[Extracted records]
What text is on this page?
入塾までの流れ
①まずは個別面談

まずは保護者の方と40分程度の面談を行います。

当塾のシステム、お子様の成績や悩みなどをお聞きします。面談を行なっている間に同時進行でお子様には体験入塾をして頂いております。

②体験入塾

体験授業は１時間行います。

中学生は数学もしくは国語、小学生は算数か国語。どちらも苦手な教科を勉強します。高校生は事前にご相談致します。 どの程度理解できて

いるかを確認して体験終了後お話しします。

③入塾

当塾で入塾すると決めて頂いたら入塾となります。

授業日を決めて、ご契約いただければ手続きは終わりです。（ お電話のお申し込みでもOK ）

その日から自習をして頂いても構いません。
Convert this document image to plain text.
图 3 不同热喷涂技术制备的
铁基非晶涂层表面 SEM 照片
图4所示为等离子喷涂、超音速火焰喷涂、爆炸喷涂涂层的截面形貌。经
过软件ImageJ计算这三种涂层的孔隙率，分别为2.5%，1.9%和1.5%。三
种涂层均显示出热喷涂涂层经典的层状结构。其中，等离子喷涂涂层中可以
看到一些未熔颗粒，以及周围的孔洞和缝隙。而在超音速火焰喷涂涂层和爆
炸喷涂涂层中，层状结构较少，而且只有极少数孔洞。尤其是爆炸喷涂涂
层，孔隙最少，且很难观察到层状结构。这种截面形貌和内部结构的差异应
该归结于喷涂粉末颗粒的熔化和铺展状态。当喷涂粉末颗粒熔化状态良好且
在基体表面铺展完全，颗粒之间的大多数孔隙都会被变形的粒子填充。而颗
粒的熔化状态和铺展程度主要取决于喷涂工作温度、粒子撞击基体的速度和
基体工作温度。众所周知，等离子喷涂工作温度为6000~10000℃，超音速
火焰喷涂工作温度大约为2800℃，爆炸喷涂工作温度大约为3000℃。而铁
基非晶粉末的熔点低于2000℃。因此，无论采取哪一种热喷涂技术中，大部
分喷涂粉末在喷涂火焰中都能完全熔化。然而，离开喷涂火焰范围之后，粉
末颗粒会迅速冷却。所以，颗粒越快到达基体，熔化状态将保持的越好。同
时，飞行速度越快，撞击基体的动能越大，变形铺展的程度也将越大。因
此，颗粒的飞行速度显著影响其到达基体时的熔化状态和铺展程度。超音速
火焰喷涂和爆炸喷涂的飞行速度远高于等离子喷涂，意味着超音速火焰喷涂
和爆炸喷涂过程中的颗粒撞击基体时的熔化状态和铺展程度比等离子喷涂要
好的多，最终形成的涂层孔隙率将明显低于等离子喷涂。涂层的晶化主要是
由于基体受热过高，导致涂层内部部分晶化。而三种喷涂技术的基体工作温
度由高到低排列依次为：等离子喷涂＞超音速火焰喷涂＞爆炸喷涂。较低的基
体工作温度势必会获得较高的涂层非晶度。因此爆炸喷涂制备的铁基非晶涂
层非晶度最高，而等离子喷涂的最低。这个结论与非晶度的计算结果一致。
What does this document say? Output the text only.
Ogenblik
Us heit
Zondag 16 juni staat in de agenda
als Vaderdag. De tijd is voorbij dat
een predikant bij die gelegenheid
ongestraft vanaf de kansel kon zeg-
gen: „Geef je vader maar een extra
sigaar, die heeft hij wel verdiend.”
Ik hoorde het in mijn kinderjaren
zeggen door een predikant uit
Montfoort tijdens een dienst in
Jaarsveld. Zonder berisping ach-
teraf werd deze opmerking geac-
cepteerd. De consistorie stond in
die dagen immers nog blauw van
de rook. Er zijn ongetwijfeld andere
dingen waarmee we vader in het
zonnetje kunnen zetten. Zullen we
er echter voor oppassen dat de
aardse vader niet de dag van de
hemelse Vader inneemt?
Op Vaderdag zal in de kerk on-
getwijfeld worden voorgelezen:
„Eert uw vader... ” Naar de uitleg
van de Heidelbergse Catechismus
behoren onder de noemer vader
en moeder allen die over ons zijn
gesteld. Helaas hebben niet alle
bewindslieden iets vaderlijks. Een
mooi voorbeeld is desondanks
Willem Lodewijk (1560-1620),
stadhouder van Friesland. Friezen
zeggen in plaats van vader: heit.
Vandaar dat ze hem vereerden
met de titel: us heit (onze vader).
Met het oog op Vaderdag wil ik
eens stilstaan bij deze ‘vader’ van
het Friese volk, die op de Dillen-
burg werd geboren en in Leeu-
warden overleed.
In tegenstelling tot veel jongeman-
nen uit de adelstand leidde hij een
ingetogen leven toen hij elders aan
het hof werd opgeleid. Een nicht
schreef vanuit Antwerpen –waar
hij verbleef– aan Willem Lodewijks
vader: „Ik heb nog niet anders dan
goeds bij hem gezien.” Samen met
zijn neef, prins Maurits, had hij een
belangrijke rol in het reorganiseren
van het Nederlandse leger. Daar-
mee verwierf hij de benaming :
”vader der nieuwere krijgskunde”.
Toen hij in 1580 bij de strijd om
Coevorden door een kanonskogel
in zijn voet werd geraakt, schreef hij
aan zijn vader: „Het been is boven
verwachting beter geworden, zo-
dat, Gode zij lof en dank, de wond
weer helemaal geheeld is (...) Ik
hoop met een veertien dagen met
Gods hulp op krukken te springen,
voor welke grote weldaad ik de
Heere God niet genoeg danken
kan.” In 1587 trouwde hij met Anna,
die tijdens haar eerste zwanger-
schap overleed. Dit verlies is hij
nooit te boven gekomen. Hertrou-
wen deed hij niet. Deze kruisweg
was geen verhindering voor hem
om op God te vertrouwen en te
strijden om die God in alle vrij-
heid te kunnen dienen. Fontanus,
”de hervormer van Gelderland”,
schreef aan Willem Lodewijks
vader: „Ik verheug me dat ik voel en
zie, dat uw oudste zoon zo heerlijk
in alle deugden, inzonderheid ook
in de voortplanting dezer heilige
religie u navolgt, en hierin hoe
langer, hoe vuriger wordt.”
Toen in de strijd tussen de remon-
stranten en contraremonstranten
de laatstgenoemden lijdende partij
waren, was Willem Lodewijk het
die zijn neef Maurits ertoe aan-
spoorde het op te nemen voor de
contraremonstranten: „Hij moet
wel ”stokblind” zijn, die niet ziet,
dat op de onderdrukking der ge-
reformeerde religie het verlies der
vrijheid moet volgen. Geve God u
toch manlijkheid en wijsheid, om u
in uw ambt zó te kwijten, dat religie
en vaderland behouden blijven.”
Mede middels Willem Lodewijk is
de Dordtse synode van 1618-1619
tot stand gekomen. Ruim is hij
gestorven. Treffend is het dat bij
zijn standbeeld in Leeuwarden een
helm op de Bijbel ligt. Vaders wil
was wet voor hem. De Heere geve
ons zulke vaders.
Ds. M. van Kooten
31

## What the exercise asks
Lines holding the word "Willem" in the entries above are the ones to pull out. Copy them all.

## Solution to the exercise
Willem Lodewijk (1560-1620),
hij verbleef– aan Willem Lodewijks
schreef aan Willem Lodewijks
waren, was Willem Lodewijk het
Mede middels Willem Lodewijk is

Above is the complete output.